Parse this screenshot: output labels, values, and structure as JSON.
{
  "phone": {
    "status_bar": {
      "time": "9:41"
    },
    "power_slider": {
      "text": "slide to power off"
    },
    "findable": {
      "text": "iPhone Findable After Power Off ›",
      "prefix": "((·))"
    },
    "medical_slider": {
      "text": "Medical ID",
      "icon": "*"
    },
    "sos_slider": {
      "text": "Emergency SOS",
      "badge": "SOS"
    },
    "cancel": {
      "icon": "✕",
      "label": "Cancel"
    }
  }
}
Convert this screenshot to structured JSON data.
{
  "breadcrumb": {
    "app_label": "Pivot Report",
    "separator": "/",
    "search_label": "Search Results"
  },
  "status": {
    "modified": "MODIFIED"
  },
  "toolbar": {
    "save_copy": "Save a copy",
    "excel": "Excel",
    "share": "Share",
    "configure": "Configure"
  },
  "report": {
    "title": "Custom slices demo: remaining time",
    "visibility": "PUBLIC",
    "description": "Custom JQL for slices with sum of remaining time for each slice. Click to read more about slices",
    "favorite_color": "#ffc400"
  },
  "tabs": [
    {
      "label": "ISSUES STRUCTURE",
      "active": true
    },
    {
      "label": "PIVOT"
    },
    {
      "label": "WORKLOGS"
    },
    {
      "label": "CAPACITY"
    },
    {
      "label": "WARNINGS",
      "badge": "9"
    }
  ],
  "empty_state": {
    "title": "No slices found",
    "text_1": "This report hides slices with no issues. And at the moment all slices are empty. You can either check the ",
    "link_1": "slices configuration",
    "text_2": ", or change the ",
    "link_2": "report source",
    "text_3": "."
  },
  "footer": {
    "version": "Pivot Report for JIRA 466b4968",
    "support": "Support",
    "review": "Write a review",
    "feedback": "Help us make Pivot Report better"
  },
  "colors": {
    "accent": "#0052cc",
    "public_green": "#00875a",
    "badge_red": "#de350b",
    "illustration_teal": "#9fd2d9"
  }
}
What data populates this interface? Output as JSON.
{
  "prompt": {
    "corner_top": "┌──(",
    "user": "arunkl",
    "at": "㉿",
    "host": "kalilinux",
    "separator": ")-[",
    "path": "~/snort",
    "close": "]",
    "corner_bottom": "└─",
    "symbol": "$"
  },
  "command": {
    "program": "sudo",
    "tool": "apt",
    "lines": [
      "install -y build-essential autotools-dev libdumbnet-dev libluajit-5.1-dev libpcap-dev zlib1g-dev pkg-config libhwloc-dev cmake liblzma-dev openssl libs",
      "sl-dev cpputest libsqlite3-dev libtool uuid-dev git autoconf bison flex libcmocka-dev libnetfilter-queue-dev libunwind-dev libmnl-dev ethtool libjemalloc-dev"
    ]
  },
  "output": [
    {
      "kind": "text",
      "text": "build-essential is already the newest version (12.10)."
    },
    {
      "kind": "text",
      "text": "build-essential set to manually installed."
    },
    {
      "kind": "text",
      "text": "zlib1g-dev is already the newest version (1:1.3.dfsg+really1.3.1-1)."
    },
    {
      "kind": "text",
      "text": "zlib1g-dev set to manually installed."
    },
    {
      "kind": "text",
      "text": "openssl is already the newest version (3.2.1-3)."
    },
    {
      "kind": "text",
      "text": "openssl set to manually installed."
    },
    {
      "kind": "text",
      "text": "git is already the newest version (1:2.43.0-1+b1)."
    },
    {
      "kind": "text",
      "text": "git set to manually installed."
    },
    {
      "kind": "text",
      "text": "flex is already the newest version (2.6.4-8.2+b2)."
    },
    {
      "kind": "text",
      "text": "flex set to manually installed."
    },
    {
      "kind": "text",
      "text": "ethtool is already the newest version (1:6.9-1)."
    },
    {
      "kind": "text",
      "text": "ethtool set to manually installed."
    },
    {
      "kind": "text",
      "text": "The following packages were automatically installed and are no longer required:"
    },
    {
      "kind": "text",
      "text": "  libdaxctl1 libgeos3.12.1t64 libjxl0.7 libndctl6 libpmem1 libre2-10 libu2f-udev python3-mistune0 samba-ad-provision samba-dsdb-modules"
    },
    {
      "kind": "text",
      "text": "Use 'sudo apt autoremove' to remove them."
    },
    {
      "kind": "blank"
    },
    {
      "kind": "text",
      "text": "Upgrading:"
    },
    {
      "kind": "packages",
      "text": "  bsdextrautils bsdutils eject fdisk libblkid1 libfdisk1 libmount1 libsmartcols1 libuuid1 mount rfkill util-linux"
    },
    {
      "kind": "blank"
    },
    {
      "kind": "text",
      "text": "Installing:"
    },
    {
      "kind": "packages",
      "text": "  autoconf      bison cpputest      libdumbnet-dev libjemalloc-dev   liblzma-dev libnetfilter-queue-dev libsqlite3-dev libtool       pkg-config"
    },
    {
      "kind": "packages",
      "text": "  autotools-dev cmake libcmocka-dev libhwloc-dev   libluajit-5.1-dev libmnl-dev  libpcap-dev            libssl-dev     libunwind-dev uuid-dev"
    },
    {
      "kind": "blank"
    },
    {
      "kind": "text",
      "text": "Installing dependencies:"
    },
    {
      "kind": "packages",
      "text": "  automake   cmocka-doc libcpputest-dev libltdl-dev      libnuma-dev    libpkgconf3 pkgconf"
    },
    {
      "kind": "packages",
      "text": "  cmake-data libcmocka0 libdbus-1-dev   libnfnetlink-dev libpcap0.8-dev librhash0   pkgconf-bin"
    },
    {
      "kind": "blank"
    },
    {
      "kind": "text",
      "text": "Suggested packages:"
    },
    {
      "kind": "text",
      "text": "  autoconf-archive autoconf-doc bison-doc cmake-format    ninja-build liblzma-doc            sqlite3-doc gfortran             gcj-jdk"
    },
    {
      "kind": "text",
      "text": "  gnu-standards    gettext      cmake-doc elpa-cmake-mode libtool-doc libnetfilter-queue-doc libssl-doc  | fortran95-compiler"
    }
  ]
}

****************

# What to work on
Find the string "libluajit" in the listing and return every line that holds it.

# Full response
      "install -y build-essential autotools-dev libdumbnet-dev libluajit-5.1-dev libpcap-dev zlib1g-dev pkg-config libhwloc-dev cmake liblzma-dev openssl libs",
      "text": "  autotools-dev cmake libcmocka-dev libhwloc-dev   libluajit-5.1-dev libmnl-dev  libpcap-dev            libssl-dev     libunwind-dev uuid-dev"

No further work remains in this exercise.